**STATED EXERCISE**
Show every line where "Personal" occurs.

**SUPPLIED DATA**
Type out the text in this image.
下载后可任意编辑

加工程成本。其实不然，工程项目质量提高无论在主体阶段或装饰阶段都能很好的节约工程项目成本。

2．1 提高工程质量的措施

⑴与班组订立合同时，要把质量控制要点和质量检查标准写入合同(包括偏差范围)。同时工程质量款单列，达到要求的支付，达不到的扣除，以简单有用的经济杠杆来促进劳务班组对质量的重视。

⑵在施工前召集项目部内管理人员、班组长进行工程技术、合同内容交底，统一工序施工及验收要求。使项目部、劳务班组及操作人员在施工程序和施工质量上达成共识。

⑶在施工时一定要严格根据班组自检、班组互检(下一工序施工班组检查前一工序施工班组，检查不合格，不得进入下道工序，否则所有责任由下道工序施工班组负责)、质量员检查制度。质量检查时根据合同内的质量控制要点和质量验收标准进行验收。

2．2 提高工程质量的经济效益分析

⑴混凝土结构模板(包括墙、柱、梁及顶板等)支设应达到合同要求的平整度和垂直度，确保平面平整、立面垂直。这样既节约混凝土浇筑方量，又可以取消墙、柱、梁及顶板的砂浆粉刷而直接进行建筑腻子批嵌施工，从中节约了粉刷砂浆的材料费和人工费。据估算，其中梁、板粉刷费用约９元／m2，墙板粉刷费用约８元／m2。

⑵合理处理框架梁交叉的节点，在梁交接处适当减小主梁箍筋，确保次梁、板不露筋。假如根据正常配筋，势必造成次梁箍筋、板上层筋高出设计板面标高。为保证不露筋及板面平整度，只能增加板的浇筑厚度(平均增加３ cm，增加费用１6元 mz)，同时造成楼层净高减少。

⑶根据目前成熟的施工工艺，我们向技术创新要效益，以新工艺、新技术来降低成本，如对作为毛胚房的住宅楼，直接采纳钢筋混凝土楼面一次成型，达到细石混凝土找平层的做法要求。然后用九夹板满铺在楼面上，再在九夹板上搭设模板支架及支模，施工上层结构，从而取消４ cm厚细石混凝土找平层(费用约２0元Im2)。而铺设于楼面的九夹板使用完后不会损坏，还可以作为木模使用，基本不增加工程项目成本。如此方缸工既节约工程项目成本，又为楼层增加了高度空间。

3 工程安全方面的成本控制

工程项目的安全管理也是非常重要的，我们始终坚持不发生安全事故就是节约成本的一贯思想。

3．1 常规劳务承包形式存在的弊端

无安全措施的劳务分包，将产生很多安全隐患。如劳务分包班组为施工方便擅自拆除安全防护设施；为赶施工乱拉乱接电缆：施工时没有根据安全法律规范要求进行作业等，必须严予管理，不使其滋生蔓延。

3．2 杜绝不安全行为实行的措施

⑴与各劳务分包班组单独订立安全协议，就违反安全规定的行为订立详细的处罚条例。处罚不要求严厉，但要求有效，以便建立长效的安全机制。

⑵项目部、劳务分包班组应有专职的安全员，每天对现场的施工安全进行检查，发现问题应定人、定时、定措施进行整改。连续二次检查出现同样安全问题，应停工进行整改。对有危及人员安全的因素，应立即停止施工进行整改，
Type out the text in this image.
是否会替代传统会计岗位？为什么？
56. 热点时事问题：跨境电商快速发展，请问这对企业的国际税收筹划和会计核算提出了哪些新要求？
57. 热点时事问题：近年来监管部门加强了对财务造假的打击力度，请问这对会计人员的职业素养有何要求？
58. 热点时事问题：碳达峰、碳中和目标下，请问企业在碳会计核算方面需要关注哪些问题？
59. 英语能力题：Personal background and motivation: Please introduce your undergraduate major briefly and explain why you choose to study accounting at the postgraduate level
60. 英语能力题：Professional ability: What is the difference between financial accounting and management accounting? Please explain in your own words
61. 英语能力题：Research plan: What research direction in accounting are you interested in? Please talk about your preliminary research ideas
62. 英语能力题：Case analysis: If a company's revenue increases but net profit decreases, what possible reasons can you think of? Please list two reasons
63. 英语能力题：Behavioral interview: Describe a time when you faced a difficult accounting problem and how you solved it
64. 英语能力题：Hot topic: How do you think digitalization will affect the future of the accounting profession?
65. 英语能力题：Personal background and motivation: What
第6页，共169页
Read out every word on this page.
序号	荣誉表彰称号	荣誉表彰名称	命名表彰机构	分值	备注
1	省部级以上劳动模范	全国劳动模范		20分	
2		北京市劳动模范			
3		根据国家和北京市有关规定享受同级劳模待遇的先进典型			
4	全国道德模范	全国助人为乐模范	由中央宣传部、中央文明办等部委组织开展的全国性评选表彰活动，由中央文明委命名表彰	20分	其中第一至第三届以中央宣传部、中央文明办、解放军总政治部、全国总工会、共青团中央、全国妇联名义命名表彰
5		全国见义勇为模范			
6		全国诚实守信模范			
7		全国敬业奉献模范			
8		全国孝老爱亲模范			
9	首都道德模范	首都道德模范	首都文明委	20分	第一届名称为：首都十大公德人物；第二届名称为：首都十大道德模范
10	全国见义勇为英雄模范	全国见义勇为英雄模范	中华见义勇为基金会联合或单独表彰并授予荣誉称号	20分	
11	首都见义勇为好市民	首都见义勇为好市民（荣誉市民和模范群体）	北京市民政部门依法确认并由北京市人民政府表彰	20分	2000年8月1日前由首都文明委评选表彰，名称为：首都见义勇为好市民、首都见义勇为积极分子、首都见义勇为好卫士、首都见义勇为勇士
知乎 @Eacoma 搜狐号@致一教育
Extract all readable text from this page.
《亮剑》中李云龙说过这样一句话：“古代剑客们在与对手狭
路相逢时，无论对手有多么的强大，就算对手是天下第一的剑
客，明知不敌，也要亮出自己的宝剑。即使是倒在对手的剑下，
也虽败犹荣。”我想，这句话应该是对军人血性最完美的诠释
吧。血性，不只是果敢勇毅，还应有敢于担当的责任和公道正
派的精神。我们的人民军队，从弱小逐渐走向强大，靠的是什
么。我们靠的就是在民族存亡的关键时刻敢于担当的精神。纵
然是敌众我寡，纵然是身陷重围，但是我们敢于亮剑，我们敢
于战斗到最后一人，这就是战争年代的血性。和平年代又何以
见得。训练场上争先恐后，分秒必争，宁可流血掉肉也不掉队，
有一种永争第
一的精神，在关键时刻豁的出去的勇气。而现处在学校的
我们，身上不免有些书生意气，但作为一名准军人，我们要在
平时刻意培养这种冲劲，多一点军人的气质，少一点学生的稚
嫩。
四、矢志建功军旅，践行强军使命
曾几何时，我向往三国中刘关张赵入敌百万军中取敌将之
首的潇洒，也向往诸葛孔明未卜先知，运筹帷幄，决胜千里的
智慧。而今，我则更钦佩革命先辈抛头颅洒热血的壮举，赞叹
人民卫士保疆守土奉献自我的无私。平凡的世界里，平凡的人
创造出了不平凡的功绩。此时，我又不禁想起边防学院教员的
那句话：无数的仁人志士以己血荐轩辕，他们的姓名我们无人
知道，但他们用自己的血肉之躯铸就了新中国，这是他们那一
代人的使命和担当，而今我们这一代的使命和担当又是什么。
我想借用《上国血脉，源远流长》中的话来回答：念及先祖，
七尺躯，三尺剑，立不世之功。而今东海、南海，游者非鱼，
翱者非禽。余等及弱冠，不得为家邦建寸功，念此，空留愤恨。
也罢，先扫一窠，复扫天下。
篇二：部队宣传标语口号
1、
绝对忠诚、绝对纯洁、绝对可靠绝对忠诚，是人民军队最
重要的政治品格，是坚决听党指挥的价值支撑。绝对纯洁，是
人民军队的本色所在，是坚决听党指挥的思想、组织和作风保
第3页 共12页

**RESPONSE TO THIS TASK**
59. 英语能力题：Personal background and motivation: Please introduce your undergraduate major briefly and explain why you choose to study accounting at the postgraduate level
65. 英语能力题：Personal background and motivation: What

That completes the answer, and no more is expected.